(Data records)
* * *

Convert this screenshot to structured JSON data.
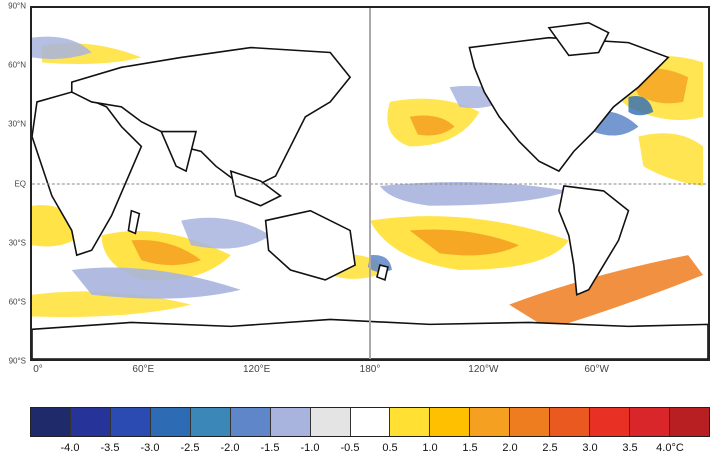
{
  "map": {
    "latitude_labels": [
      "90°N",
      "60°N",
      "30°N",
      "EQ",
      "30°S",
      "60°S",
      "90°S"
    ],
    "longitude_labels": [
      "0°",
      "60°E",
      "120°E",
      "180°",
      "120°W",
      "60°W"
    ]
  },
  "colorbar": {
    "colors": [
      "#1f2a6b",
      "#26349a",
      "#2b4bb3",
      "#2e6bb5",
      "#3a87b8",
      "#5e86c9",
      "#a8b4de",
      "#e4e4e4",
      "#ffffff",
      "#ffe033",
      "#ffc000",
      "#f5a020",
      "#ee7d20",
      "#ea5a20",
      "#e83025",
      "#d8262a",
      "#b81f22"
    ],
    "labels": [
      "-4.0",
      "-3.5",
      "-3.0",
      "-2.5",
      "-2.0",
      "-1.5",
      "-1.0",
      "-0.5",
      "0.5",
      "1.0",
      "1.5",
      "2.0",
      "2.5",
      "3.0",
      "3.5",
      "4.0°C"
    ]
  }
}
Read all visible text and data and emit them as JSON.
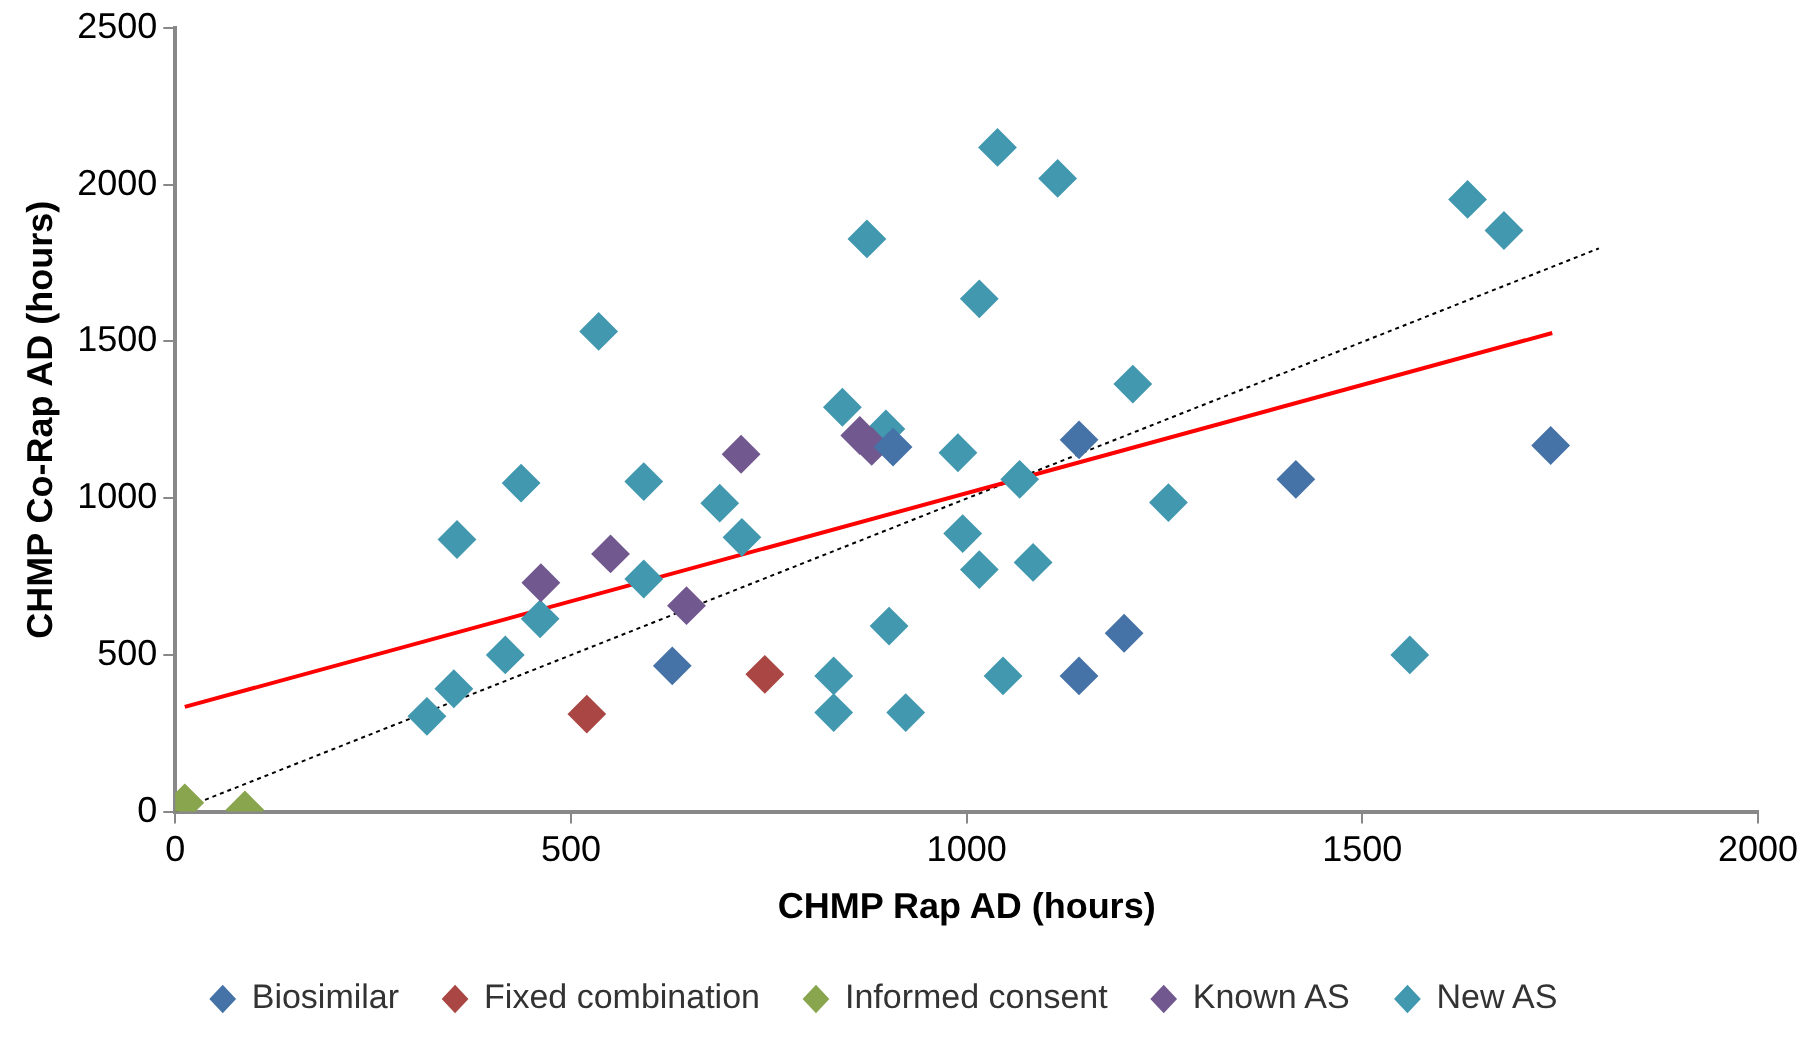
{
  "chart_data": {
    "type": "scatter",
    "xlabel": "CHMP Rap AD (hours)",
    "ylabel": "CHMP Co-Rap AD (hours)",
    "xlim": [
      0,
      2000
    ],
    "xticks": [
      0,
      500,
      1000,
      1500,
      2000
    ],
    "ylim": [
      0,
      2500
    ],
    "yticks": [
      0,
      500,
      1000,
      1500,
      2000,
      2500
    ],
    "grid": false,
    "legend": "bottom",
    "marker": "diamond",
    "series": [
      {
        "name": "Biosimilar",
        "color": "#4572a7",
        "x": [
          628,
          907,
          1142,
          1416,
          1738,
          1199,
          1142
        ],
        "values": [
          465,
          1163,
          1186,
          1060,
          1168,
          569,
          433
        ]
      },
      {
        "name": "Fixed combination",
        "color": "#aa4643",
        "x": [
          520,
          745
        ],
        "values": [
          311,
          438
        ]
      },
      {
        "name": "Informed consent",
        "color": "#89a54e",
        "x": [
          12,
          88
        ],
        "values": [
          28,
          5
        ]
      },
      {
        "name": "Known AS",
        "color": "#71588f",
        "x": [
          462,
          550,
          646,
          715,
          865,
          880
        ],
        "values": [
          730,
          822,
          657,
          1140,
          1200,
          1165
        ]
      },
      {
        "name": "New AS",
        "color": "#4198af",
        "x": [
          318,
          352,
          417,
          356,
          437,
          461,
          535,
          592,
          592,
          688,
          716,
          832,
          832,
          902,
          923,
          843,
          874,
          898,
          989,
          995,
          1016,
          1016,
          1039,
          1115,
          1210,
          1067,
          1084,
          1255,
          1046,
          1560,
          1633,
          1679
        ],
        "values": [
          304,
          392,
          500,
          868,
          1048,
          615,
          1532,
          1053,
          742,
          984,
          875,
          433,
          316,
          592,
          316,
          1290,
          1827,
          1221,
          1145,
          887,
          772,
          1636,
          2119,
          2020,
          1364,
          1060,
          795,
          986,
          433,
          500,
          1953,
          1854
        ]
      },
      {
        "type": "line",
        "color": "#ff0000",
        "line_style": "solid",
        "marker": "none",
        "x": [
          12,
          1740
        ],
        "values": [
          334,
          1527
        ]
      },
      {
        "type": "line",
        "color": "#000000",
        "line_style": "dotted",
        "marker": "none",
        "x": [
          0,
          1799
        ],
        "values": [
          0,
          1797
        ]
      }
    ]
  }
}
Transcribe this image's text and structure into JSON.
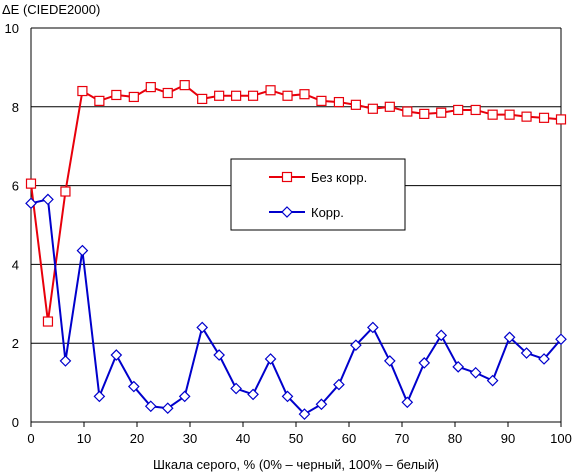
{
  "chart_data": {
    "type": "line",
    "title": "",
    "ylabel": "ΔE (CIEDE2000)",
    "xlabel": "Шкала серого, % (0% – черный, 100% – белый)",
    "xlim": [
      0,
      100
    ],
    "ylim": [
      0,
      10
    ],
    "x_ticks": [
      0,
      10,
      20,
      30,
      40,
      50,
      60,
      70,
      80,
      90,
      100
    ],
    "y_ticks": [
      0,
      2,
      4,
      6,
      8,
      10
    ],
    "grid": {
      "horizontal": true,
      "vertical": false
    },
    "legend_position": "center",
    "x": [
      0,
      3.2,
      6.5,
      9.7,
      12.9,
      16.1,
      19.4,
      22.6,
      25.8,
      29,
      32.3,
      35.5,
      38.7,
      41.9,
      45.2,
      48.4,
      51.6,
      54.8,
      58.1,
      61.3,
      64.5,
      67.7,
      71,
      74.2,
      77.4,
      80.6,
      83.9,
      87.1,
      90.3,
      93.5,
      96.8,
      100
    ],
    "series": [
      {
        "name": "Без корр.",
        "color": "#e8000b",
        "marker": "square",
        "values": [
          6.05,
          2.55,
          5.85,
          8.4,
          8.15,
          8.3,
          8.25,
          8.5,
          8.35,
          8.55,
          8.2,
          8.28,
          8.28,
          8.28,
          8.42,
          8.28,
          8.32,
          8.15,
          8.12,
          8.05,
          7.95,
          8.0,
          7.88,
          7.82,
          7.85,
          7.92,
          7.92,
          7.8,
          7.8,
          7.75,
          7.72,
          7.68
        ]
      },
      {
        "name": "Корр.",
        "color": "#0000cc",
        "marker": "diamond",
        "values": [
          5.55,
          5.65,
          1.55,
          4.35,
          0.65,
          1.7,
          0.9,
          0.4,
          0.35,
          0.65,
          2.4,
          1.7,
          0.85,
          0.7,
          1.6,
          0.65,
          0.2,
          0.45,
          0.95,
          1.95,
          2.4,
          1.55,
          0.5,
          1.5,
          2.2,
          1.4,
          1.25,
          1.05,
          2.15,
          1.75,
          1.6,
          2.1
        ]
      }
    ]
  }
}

* * *

Retype the entries word for word. Omit any images.

Convert this screenshot to structured JSON data.
{
  "map": {
    "latitude_labels": [
      "90°N",
      "60°N",
      "30°N",
      "EQ",
      "30°S",
      "60°S",
      "90°S"
    ],
    "longitude_labels": [
      "0°",
      "60°E",
      "120°E",
      "180°",
      "120°W",
      "60°W"
    ]
  },
  "colorbar": {
    "colors": [
      "#1f2a6b",
      "#26349a",
      "#2b4bb3",
      "#2e6bb5",
      "#3a87b8",
      "#5e86c9",
      "#a8b4de",
      "#e4e4e4",
      "#ffffff",
      "#ffe033",
      "#ffc000",
      "#f5a020",
      "#ee7d20",
      "#ea5a20",
      "#e83025",
      "#d8262a",
      "#b81f22"
    ],
    "labels": [
      "-4.0",
      "-3.5",
      "-3.0",
      "-2.5",
      "-2.0",
      "-1.5",
      "-1.0",
      "-0.5",
      "0.5",
      "1.0",
      "1.5",
      "2.0",
      "2.5",
      "3.0",
      "3.5",
      "4.0°C"
    ]
  }
}
Read all visible text and data and emit them as JSON.
{
  "chart_data": {
    "type": "scatter",
    "xlabel": "CHMP Rap AD (hours)",
    "ylabel": "CHMP Co-Rap AD (hours)",
    "xlim": [
      0,
      2000
    ],
    "xticks": [
      0,
      500,
      1000,
      1500,
      2000
    ],
    "ylim": [
      0,
      2500
    ],
    "yticks": [
      0,
      500,
      1000,
      1500,
      2000,
      2500
    ],
    "grid": false,
    "legend": "bottom",
    "marker": "diamond",
    "series": [
      {
        "name": "Biosimilar",
        "color": "#4572a7",
        "x": [
          628,
          907,
          1142,
          1416,
          1738,
          1199,
          1142
        ],
        "values": [
          465,
          1163,
          1186,
          1060,
          1168,
          569,
          433
        ]
      },
      {
        "name": "Fixed combination",
        "color": "#aa4643",
        "x": [
          520,
          745
        ],
        "values": [
          311,
          438
        ]
      },
      {
        "name": "Informed consent",
        "color": "#89a54e",
        "x": [
          12,
          88
        ],
        "values": [
          28,
          5
        ]
      },
      {
        "name": "Known AS",
        "color": "#71588f",
        "x": [
          462,
          550,
          646,
          715,
          865,
          880
        ],
        "values": [
          730,
          822,
          657,
          1140,
          1200,
          1165
        ]
      },
      {
        "name": "New AS",
        "color": "#4198af",
        "x": [
          318,
          352,
          417,
          356,
          437,
          461,
          535,
          592,
          592,
          688,
          716,
          832,
          832,
          902,
          923,
          843,
          874,
          898,
          989,
          995,
          1016,
          1016,
          1039,
          1115,
          1210,
          1067,
          1084,
          1255,
          1046,
          1560,
          1633,
          1679
        ],
        "values": [
          304,
          392,
          500,
          868,
          1048,
          615,
          1532,
          1053,
          742,
          984,
          875,
          433,
          316,
          592,
          316,
          1290,
          1827,
          1221,
          1145,
          887,
          772,
          1636,
          2119,
          2020,
          1364,
          1060,
          795,
          986,
          433,
          500,
          1953,
          1854
        ]
      },
      {
        "type": "line",
        "color": "#ff0000",
        "line_style": "solid",
        "marker": "none",
        "x": [
          12,
          1740
        ],
        "values": [
          334,
          1527
        ]
      },
      {
        "type": "line",
        "color": "#000000",
        "line_style": "dotted",
        "marker": "none",
        "x": [
          0,
          1799
        ],
        "values": [
          0,
          1797
        ]
      }
    ]
  }
}
Transcribe this image's text and structure into JSON.
{
  "chart_data": {
    "type": "line",
    "title": "",
    "ylabel": "ΔE (CIEDE2000)",
    "xlabel": "Шкала серого, % (0% – черный, 100% – белый)",
    "xlim": [
      0,
      100
    ],
    "ylim": [
      0,
      10
    ],
    "x_ticks": [
      0,
      10,
      20,
      30,
      40,
      50,
      60,
      70,
      80,
      90,
      100
    ],
    "y_ticks": [
      0,
      2,
      4,
      6,
      8,
      10
    ],
    "grid": {
      "horizontal": true,
      "vertical": false
    },
    "legend_position": "center",
    "x": [
      0,
      3.2,
      6.5,
      9.7,
      12.9,
      16.1,
      19.4,
      22.6,
      25.8,
      29,
      32.3,
      35.5,
      38.7,
      41.9,
      45.2,
      48.4,
      51.6,
      54.8,
      58.1,
      61.3,
      64.5,
      67.7,
      71,
      74.2,
      77.4,
      80.6,
      83.9,
      87.1,
      90.3,
      93.5,
      96.8,
      100
    ],
    "series": [
      {
        "name": "Без корр.",
        "color": "#e8000b",
        "marker": "square",
        "values": [
          6.05,
          2.55,
          5.85,
          8.4,
          8.15,
          8.3,
          8.25,
          8.5,
          8.35,
          8.55,
          8.2,
          8.28,
          8.28,
          8.28,
          8.42,
          8.28,
          8.32,
          8.15,
          8.12,
          8.05,
          7.95,
          8.0,
          7.88,
          7.82,
          7.85,
          7.92,
          7.92,
          7.8,
          7.8,
          7.75,
          7.72,
          7.68
        ]
      },
      {
        "name": "Корр.",
        "color": "#0000cc",
        "marker": "diamond",
        "values": [
          5.55,
          5.65,
          1.55,
          4.35,
          0.65,
          1.7,
          0.9,
          0.4,
          0.35,
          0.65,
          2.4,
          1.7,
          0.85,
          0.7,
          1.6,
          0.65,
          0.2,
          0.45,
          0.95,
          1.95,
          2.4,
          1.55,
          0.5,
          1.5,
          2.2,
          1.4,
          1.25,
          1.05,
          2.15,
          1.75,
          1.6,
          2.1
        ]
      }
    ]
  }
}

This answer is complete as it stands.